***** RECORD EXTRACTS
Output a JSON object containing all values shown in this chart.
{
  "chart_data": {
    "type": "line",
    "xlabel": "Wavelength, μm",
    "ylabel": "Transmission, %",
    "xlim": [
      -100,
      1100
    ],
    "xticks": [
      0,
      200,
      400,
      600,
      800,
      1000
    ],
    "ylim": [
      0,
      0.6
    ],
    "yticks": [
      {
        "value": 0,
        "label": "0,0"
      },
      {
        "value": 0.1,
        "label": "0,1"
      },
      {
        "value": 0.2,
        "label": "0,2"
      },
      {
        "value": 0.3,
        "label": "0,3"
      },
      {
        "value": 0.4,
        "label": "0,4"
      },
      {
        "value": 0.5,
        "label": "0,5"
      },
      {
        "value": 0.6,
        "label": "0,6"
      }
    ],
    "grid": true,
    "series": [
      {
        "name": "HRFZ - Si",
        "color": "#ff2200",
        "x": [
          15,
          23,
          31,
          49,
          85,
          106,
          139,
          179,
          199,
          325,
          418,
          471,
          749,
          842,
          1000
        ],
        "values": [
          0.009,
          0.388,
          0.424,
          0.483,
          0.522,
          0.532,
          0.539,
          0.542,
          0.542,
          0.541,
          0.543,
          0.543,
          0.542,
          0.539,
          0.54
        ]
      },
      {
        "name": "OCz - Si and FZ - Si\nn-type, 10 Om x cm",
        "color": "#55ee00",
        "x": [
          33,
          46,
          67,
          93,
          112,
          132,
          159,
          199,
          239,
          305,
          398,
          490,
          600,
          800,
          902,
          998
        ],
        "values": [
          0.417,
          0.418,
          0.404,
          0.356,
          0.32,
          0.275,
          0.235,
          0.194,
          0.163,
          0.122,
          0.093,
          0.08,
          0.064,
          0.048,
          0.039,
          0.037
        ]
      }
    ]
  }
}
**********
— THE REQUEST —
Scan the listing above. Collect all lines with the word "name".

— OUTPUT FOR THIS TASK —
        "name": "HRFZ - Si",
        "name": "OCz - Si and FZ - Si\nn-type, 10 Om x cm",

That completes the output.